Given data >>

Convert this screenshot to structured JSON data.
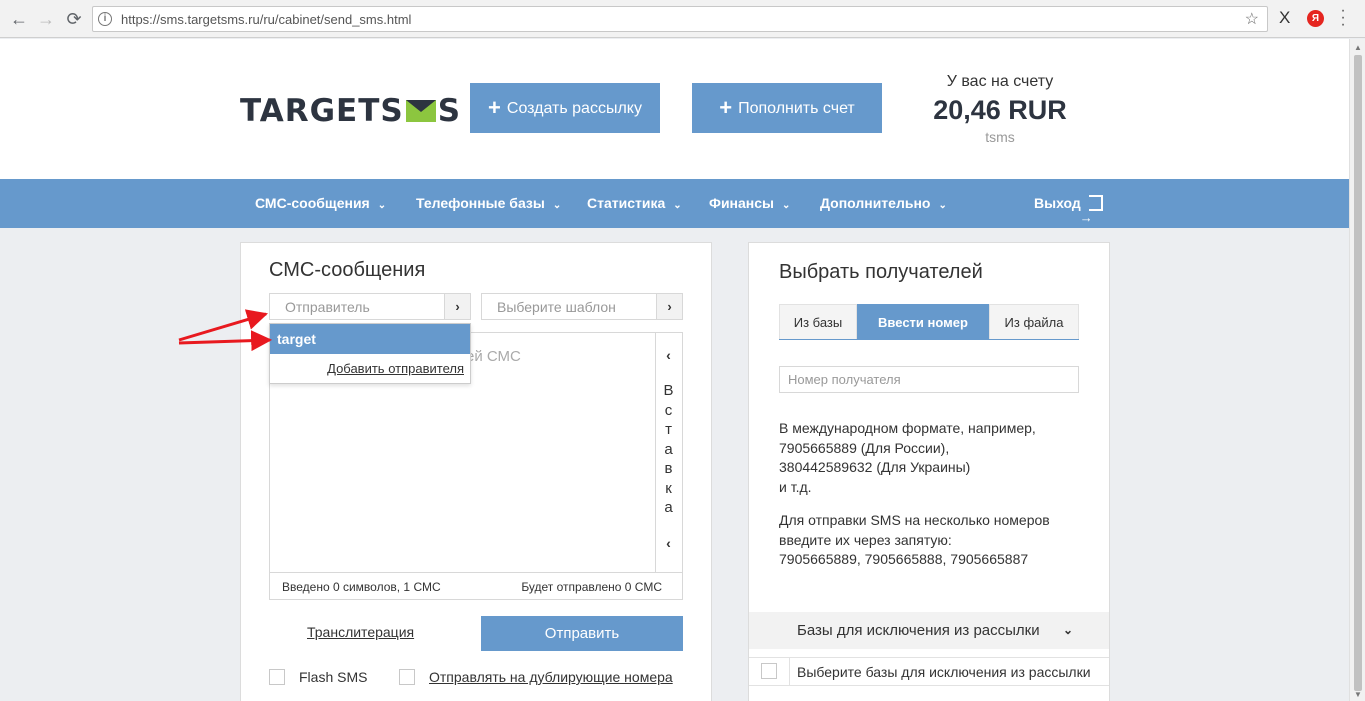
{
  "browser": {
    "back_icon": "←",
    "forward_icon": "→",
    "reload_icon": "⟳",
    "info_icon": "i",
    "url": "https://sms.targetsms.ru/ru/cabinet/send_sms.html",
    "star_icon": "☆",
    "ext_x_label": "X",
    "ext_yandex_label": "Я"
  },
  "header": {
    "logo_left": "TARGETS",
    "logo_right": "S",
    "create_campaign": "Создать рассылку",
    "top_up": "Пополнить счет",
    "plus": "+",
    "balance_label": "У вас на счету",
    "balance_value": "20,46 RUR",
    "username": "tsms"
  },
  "nav": {
    "items": [
      {
        "label": "СМС-сообщения"
      },
      {
        "label": "Телефонные базы"
      },
      {
        "label": "Статистика"
      },
      {
        "label": "Финансы"
      },
      {
        "label": "Дополнительно"
      }
    ],
    "chevron": "⌄",
    "logout": "Выход"
  },
  "sms_panel": {
    "title": "СМС-сообщения",
    "sender_placeholder": "Отправитель",
    "template_placeholder": "Выберите шаблон",
    "arrow": "›",
    "message_placeholder_visible": "ей СМС",
    "dropdown": {
      "selected": "target",
      "add_sender": "Добавить отправителя"
    },
    "insert_letters": [
      "В",
      "с",
      "т",
      "а",
      "в",
      "к",
      "а"
    ],
    "insert_chevron": "‹",
    "counter_entered": "Введено 0 символов, 1 СМС",
    "counter_will_send": "Будет отправлено 0 СМС",
    "transliteration": "Транслитерация",
    "send": "Отправить",
    "flash_sms": "Flash SMS",
    "send_duplicates": "Отправлять на дублирующие номера"
  },
  "recipients_panel": {
    "title": "Выбрать получателей",
    "tabs": [
      {
        "label": "Из базы",
        "active": false
      },
      {
        "label": "Ввести номер",
        "active": true
      },
      {
        "label": "Из файла",
        "active": false
      }
    ],
    "phone_placeholder": "Номер получателя",
    "help_1": "В международном формате, например,\n7905665889 (Для России),\n380442589632 (Для Украины)\nи т.д.",
    "help_2": "Для отправки SMS на несколько номеров\nвведите их через запятую:\n7905665889, 7905665888, 7905665887",
    "exclude_title": "Базы для исключения из рассылки",
    "exclude_chevron": "⌄",
    "exclude_select": "Выберите базы для исключения из рассылки"
  },
  "colors": {
    "accent": "#6699cc",
    "logo_green": "#8cc63f",
    "annotation_red": "#e8191f"
  }
}
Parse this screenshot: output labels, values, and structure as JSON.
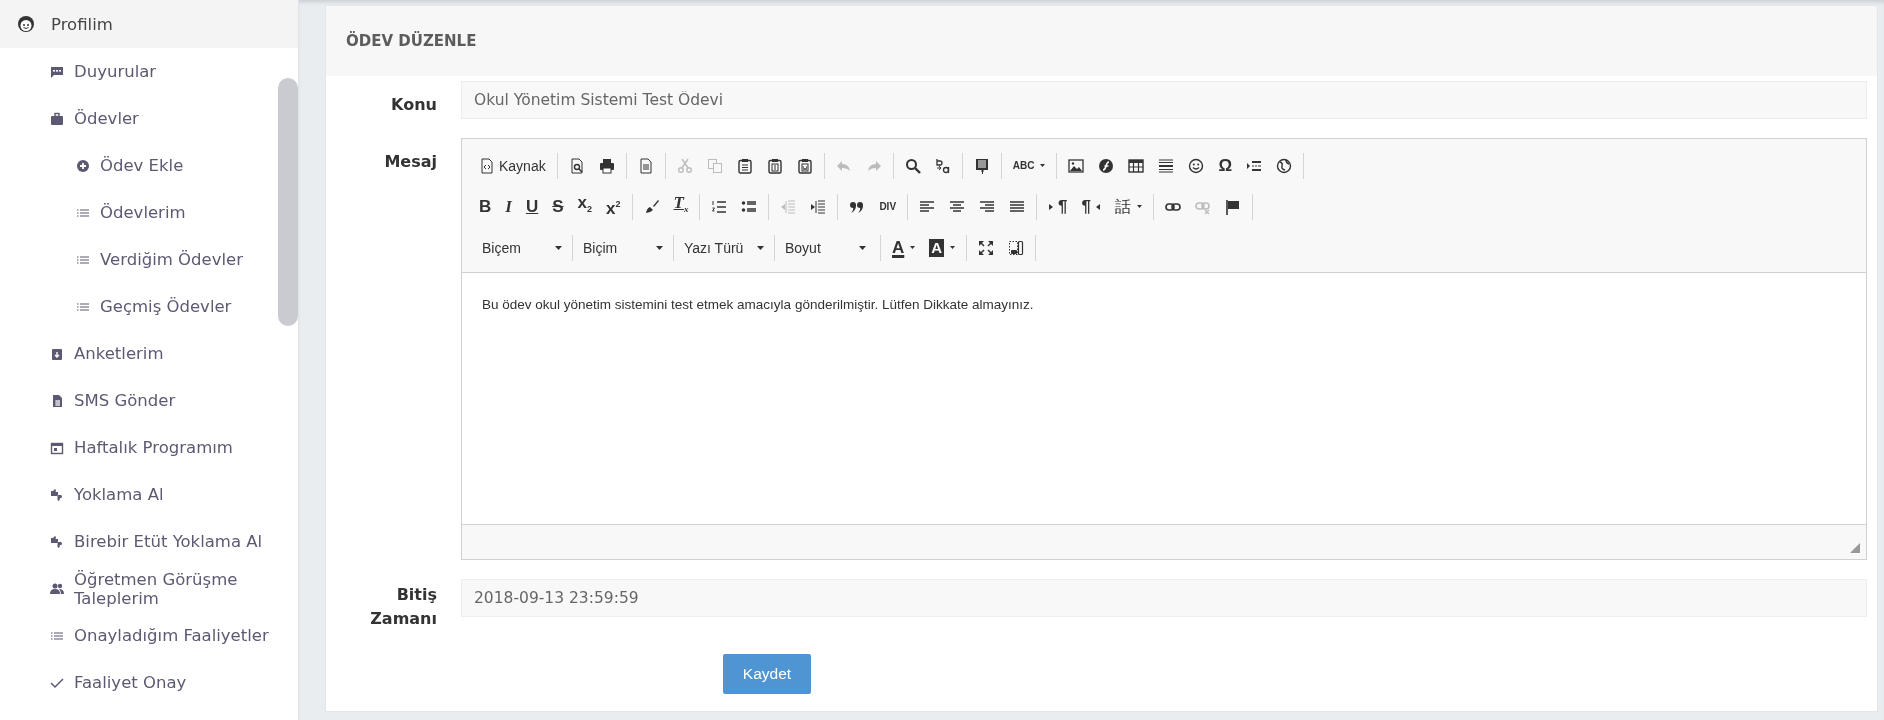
{
  "sidebar": {
    "items": [
      {
        "label": "Profilim",
        "children": [
          {
            "label": "Duyurular"
          },
          {
            "label": "Ödevler",
            "children": [
              {
                "label": "Ödev Ekle"
              },
              {
                "label": "Ödevlerim"
              },
              {
                "label": "Verdiğim Ödevler"
              },
              {
                "label": "Geçmiş Ödevler"
              }
            ]
          },
          {
            "label": "Anketlerim"
          },
          {
            "label": "SMS Gönder"
          },
          {
            "label": "Haftalık Programım"
          },
          {
            "label": "Yoklama Al"
          },
          {
            "label": "Birebir Etüt Yoklama Al"
          },
          {
            "label": "Öğretmen Görüşme Taleplerim"
          },
          {
            "label": "Onayladığım Faaliyetler"
          },
          {
            "label": "Faaliyet Onay"
          }
        ]
      }
    ]
  },
  "panel": {
    "title": "ÖDEV DÜZENLE",
    "subject": {
      "label": "Konu",
      "value": "Okul Yönetim Sistemi Test Ödevi"
    },
    "message": {
      "label": "Mesaj",
      "toolbar": [
        [
          [
            {
              "kind": "icon",
              "label": "Kaynak",
              "disabled": false
            }
          ],
          [
            {
              "kind": "icon",
              "disabled": false
            },
            {
              "kind": "icon",
              "disabled": false
            }
          ],
          [
            {
              "kind": "icon",
              "disabled": false
            }
          ],
          [
            {
              "kind": "icon",
              "disabled": true
            },
            {
              "kind": "icon",
              "disabled": true
            },
            {
              "kind": "icon",
              "disabled": false
            },
            {
              "kind": "icon",
              "disabled": false
            },
            {
              "kind": "icon",
              "disabled": false
            }
          ],
          [
            {
              "kind": "icon",
              "disabled": true
            },
            {
              "kind": "icon",
              "disabled": true
            }
          ],
          [
            {
              "kind": "icon",
              "disabled": false
            },
            {
              "kind": "icon",
              "disabled": false
            }
          ],
          [
            {
              "kind": "icon",
              "disabled": false
            }
          ],
          [
            {
              "kind": "tiny",
              "glyph": "ABC",
              "arrow": true,
              "disabled": false
            }
          ],
          [
            {
              "kind": "icon",
              "disabled": false
            },
            {
              "kind": "icon",
              "disabled": false
            },
            {
              "kind": "icon",
              "disabled": false
            },
            {
              "kind": "icon",
              "disabled": false
            },
            {
              "kind": "icon",
              "disabled": false
            },
            {
              "kind": "bold",
              "glyph": "Ω",
              "disabled": false
            },
            {
              "kind": "icon",
              "disabled": false
            },
            {
              "kind": "icon",
              "disabled": false
            }
          ]
        ],
        [
          [
            {
              "kind": "bold",
              "glyph": "B",
              "disabled": false
            },
            {
              "kind": "italic",
              "glyph": "I",
              "disabled": false
            },
            {
              "kind": "underline",
              "glyph": "U",
              "disabled": false
            },
            {
              "kind": "strike",
              "glyph": "S",
              "disabled": false
            },
            {
              "kind": "bold",
              "glyph": "x$_{2}$",
              "disabled": false
            },
            {
              "kind": "bold",
              "glyph": "x$^{2}$",
              "disabled": false
            }
          ],
          [
            {
              "kind": "icon",
              "disabled": false
            },
            {
              "kind": "clearformat",
              "glyph": "T$_{x}$",
              "disabled": false
            }
          ],
          [
            {
              "kind": "icon",
              "disabled": false
            },
            {
              "kind": "icon",
              "disabled": false
            }
          ],
          [
            {
              "kind": "icon",
              "disabled": true
            },
            {
              "kind": "icon",
              "disabled": false
            }
          ],
          [
            {
              "kind": "icon",
              "disabled": false
            },
            {
              "kind": "tiny",
              "glyph": "DIV",
              "disabled": false
            }
          ],
          [
            {
              "kind": "icon",
              "disabled": false
            },
            {
              "kind": "icon",
              "disabled": false
            },
            {
              "kind": "icon",
              "disabled": false
            },
            {
              "kind": "icon",
              "disabled": false
            }
          ],
          [
            {
              "kind": "ltr",
              "glyph": "¶",
              "disabled": false
            },
            {
              "kind": "rtl",
              "glyph": "¶",
              "disabled": false
            },
            {
              "kind": "plain",
              "glyph": "話",
              "arrow": true,
              "disabled": false
            }
          ],
          [
            {
              "kind": "icon",
              "disabled": false
            },
            {
              "kind": "icon",
              "disabled": true
            },
            {
              "kind": "icon",
              "disabled": false
            }
          ]
        ],
        [
          [
            {
              "kind": "combo",
              "label": "Biçem"
            },
            {
              "kind": "combo",
              "label": "Biçim"
            },
            {
              "kind": "combo",
              "label": "Yazı Türü"
            },
            {
              "kind": "combo",
              "label": "Boyut"
            }
          ],
          [
            {
              "kind": "colorbar",
              "glyph": "A",
              "arrow": true,
              "disabled": false
            },
            {
              "kind": "inverse",
              "glyph": "A",
              "arrow": true,
              "disabled": false
            }
          ],
          [
            {
              "kind": "icon",
              "disabled": false
            },
            {
              "kind": "icon",
              "disabled": false
            }
          ]
        ]
      ],
      "content": "Bu ödev okul yönetim sistemini test etmek amacıyla gönderilmiştir. Lütfen Dikkate almayınız."
    },
    "deadline": {
      "label": "Bitiş Zamanı",
      "value": "2018-09-13 23:59:59"
    },
    "submit": "Kaydet"
  }
}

Aim of the exercise >>
Transcribe every line from the records above without alteration, and leave out the images.

Task answer >>
Convert this screenshot to structured JSON data.
{
  "browser": {
    "back_icon": "←",
    "forward_icon": "→",
    "reload_icon": "⟳",
    "info_icon": "i",
    "url": "https://sms.targetsms.ru/ru/cabinet/send_sms.html",
    "star_icon": "☆",
    "ext_x_label": "X",
    "ext_yandex_label": "Я"
  },
  "header": {
    "logo_left": "TARGETS",
    "logo_right": "S",
    "create_campaign": "Создать рассылку",
    "top_up": "Пополнить счет",
    "plus": "+",
    "balance_label": "У вас на счету",
    "balance_value": "20,46 RUR",
    "username": "tsms"
  },
  "nav": {
    "items": [
      {
        "label": "СМС-сообщения"
      },
      {
        "label": "Телефонные базы"
      },
      {
        "label": "Статистика"
      },
      {
        "label": "Финансы"
      },
      {
        "label": "Дополнительно"
      }
    ],
    "chevron": "⌄",
    "logout": "Выход"
  },
  "sms_panel": {
    "title": "СМС-сообщения",
    "sender_placeholder": "Отправитель",
    "template_placeholder": "Выберите шаблон",
    "arrow": "›",
    "message_placeholder_visible": "ей СМС",
    "dropdown": {
      "selected": "target",
      "add_sender": "Добавить отправителя"
    },
    "insert_letters": [
      "В",
      "с",
      "т",
      "а",
      "в",
      "к",
      "а"
    ],
    "insert_chevron": "‹",
    "counter_entered": "Введено 0 символов, 1 СМС",
    "counter_will_send": "Будет отправлено 0 СМС",
    "transliteration": "Транслитерация",
    "send": "Отправить",
    "flash_sms": "Flash SMS",
    "send_duplicates": "Отправлять на дублирующие номера"
  },
  "recipients_panel": {
    "title": "Выбрать получателей",
    "tabs": [
      {
        "label": "Из базы",
        "active": false
      },
      {
        "label": "Ввести номер",
        "active": true
      },
      {
        "label": "Из файла",
        "active": false
      }
    ],
    "phone_placeholder": "Номер получателя",
    "help_1": "В международном формате, например,\n7905665889 (Для России),\n380442589632 (Для Украины)\nи т.д.",
    "help_2": "Для отправки SMS на несколько номеров\nвведите их через запятую:\n7905665889, 7905665888, 7905665887",
    "exclude_title": "Базы для исключения из рассылки",
    "exclude_chevron": "⌄",
    "exclude_select": "Выберите базы для исключения из рассылки"
  },
  "colors": {
    "accent": "#6699cc",
    "logo_green": "#8cc63f",
    "annotation_red": "#e8191f"
  }
}
Parse this screenshot: output labels, values, and structure as JSON.
{
  "sidebar": {
    "items": [
      {
        "label": "Profilim",
        "children": [
          {
            "label": "Duyurular"
          },
          {
            "label": "Ödevler",
            "children": [
              {
                "label": "Ödev Ekle"
              },
              {
                "label": "Ödevlerim"
              },
              {
                "label": "Verdiğim Ödevler"
              },
              {
                "label": "Geçmiş Ödevler"
              }
            ]
          },
          {
            "label": "Anketlerim"
          },
          {
            "label": "SMS Gönder"
          },
          {
            "label": "Haftalık Programım"
          },
          {
            "label": "Yoklama Al"
          },
          {
            "label": "Birebir Etüt Yoklama Al"
          },
          {
            "label": "Öğretmen Görüşme Taleplerim"
          },
          {
            "label": "Onayladığım Faaliyetler"
          },
          {
            "label": "Faaliyet Onay"
          }
        ]
      }
    ]
  },
  "panel": {
    "title": "ÖDEV DÜZENLE",
    "subject": {
      "label": "Konu",
      "value": "Okul Yönetim Sistemi Test Ödevi"
    },
    "message": {
      "label": "Mesaj",
      "toolbar": [
        [
          [
            {
              "kind": "icon",
              "label": "Kaynak",
              "disabled": false
            }
          ],
          [
            {
              "kind": "icon",
              "disabled": false
            },
            {
              "kind": "icon",
              "disabled": false
            }
          ],
          [
            {
              "kind": "icon",
              "disabled": false
            }
          ],
          [
            {
              "kind": "icon",
              "disabled": true
            },
            {
              "kind": "icon",
              "disabled": true
            },
            {
              "kind": "icon",
              "disabled": false
            },
            {
              "kind": "icon",
              "disabled": false
            },
            {
              "kind": "icon",
              "disabled": false
            }
          ],
          [
            {
              "kind": "icon",
              "disabled": true
            },
            {
              "kind": "icon",
              "disabled": true
            }
          ],
          [
            {
              "kind": "icon",
              "disabled": false
            },
            {
              "kind": "icon",
              "disabled": false
            }
          ],
          [
            {
              "kind": "icon",
              "disabled": false
            }
          ],
          [
            {
              "kind": "tiny",
              "glyph": "ABC",
              "arrow": true,
              "disabled": false
            }
          ],
          [
            {
              "kind": "icon",
              "disabled": false
            },
            {
              "kind": "icon",
              "disabled": false
            },
            {
              "kind": "icon",
              "disabled": false
            },
            {
              "kind": "icon",
              "disabled": false
            },
            {
              "kind": "icon",
              "disabled": false
            },
            {
              "kind": "bold",
              "glyph": "Ω",
              "disabled": false
            },
            {
              "kind": "icon",
              "disabled": false
            },
            {
              "kind": "icon",
              "disabled": false
            }
          ]
        ],
        [
          [
            {
              "kind": "bold",
              "glyph": "B",
              "disabled": false
            },
            {
              "kind": "italic",
              "glyph": "I",
              "disabled": false
            },
            {
              "kind": "underline",
              "glyph": "U",
              "disabled": false
            },
            {
              "kind": "strike",
              "glyph": "S",
              "disabled": false
            },
            {
              "kind": "bold",
              "glyph": "x$_{2}$",
              "disabled": false
            },
            {
              "kind": "bold",
              "glyph": "x$^{2}$",
              "disabled": false
            }
          ],
          [
            {
              "kind": "icon",
              "disabled": false
            },
            {
              "kind": "clearformat",
              "glyph": "T$_{x}$",
              "disabled": false
            }
          ],
          [
            {
              "kind": "icon",
              "disabled": false
            },
            {
              "kind": "icon",
              "disabled": false
            }
          ],
          [
            {
              "kind": "icon",
              "disabled": true
            },
            {
              "kind": "icon",
              "disabled": false
            }
          ],
          [
            {
              "kind": "icon",
              "disabled": false
            },
            {
              "kind": "tiny",
              "glyph": "DIV",
              "disabled": false
            }
          ],
          [
            {
              "kind": "icon",
              "disabled": false
            },
            {
              "kind": "icon",
              "disabled": false
            },
            {
              "kind": "icon",
              "disabled": false
            },
            {
              "kind": "icon",
              "disabled": false
            }
          ],
          [
            {
              "kind": "ltr",
              "glyph": "¶",
              "disabled": false
            },
            {
              "kind": "rtl",
              "glyph": "¶",
              "disabled": false
            },
            {
              "kind": "plain",
              "glyph": "話",
              "arrow": true,
              "disabled": false
            }
          ],
          [
            {
              "kind": "icon",
              "disabled": false
            },
            {
              "kind": "icon",
              "disabled": true
            },
            {
              "kind": "icon",
              "disabled": false
            }
          ]
        ],
        [
          [
            {
              "kind": "combo",
              "label": "Biçem"
            },
            {
              "kind": "combo",
              "label": "Biçim"
            },
            {
              "kind": "combo",
              "label": "Yazı Türü"
            },
            {
              "kind": "combo",
              "label": "Boyut"
            }
          ],
          [
            {
              "kind": "colorbar",
              "glyph": "A",
              "arrow": true,
              "disabled": false
            },
            {
              "kind": "inverse",
              "glyph": "A",
              "arrow": true,
              "disabled": false
            }
          ],
          [
            {
              "kind": "icon",
              "disabled": false
            },
            {
              "kind": "icon",
              "disabled": false
            }
          ]
        ]
      ],
      "content": "Bu ödev okul yönetim sistemini test etmek amacıyla gönderilmiştir. Lütfen Dikkate almayınız."
    },
    "deadline": {
      "label": "Bitiş Zamanı",
      "value": "2018-09-13 23:59:59"
    },
    "submit": "Kaydet"
  }
}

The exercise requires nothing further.